(DIRECTIVE) Search the listing for "color" and copy every line where it appears.

Dataset records on visual material
[start]
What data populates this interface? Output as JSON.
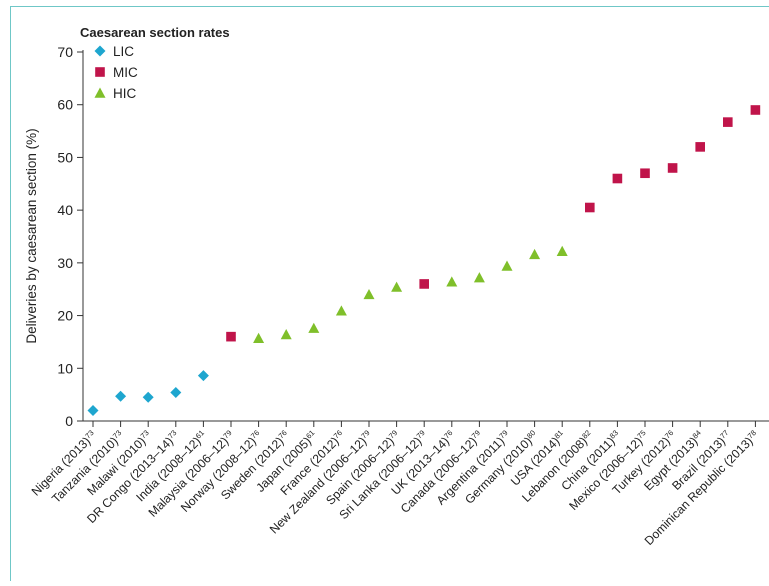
{
  "chart_data": {
    "type": "scatter",
    "legend_title": "Caesarean section rates",
    "legend_position": "top-left",
    "ylabel": "Deliveries by caesarean section (%)",
    "xlabel": "",
    "ylim": [
      0,
      70
    ],
    "yticks": [
      0,
      10,
      20,
      30,
      40,
      50,
      60,
      70
    ],
    "grid": false,
    "groups": [
      {
        "key": "LIC",
        "label": "LIC",
        "color": "#1ea6cf",
        "marker": "diamond"
      },
      {
        "key": "MIC",
        "label": "MIC",
        "color": "#c0144a",
        "marker": "square"
      },
      {
        "key": "HIC",
        "label": "HIC",
        "color": "#7fbf2a",
        "marker": "triangle"
      }
    ],
    "points": [
      {
        "label": "Nigeria (2013)",
        "ref": "73",
        "group": "LIC",
        "value": 2
      },
      {
        "label": "Tanzania (2010)",
        "ref": "73",
        "group": "LIC",
        "value": 4.7
      },
      {
        "label": "Malawi (2010)",
        "ref": "73",
        "group": "LIC",
        "value": 4.5
      },
      {
        "label": "DR Congo (2013–14)",
        "ref": "73",
        "group": "LIC",
        "value": 5.4
      },
      {
        "label": "India (2008–12)",
        "ref": "61",
        "group": "LIC",
        "value": 8.6
      },
      {
        "label": "Malaysia (2006–12)",
        "ref": "79",
        "group": "MIC",
        "value": 16
      },
      {
        "label": "Norway (2008–12)",
        "ref": "76",
        "group": "HIC",
        "value": 15.7
      },
      {
        "label": "Sweden (2012)",
        "ref": "76",
        "group": "HIC",
        "value": 16.4
      },
      {
        "label": "Japan (2005)",
        "ref": "61",
        "group": "HIC",
        "value": 17.6
      },
      {
        "label": "France (2012)",
        "ref": "76",
        "group": "HIC",
        "value": 20.9
      },
      {
        "label": "New Zealand (2006–12)",
        "ref": "79",
        "group": "HIC",
        "value": 24
      },
      {
        "label": "Spain (2006–12)",
        "ref": "79",
        "group": "HIC",
        "value": 25.4
      },
      {
        "label": "Sri Lanka (2006–12)",
        "ref": "79",
        "group": "MIC",
        "value": 26
      },
      {
        "label": "UK (2013–14)",
        "ref": "76",
        "group": "HIC",
        "value": 26.4
      },
      {
        "label": "Canada (2006–12)",
        "ref": "79",
        "group": "HIC",
        "value": 27.2
      },
      {
        "label": "Argentina (2011)",
        "ref": "79",
        "group": "HIC",
        "value": 29.4
      },
      {
        "label": "Germany (2010)",
        "ref": "80",
        "group": "HIC",
        "value": 31.6
      },
      {
        "label": "USA (2014)",
        "ref": "81",
        "group": "HIC",
        "value": 32.2
      },
      {
        "label": "Lebanon (2008)",
        "ref": "82",
        "group": "MIC",
        "value": 40.5
      },
      {
        "label": "China (2011)",
        "ref": "83",
        "group": "MIC",
        "value": 46
      },
      {
        "label": "Mexico (2006–12)",
        "ref": "75",
        "group": "MIC",
        "value": 47
      },
      {
        "label": "Turkey (2012)",
        "ref": "76",
        "group": "MIC",
        "value": 48
      },
      {
        "label": "Egypt (2013)",
        "ref": "84",
        "group": "MIC",
        "value": 52
      },
      {
        "label": "Brazil (2013)",
        "ref": "77",
        "group": "MIC",
        "value": 56.7
      },
      {
        "label": "Dominican Republic (2013)",
        "ref": "78",
        "group": "MIC",
        "value": 59
      }
    ]
  }
}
[end]
(RESULT)
        "color": "#1ea6cf",
        "color": "#c0144a",
        "color": "#7fbf2a",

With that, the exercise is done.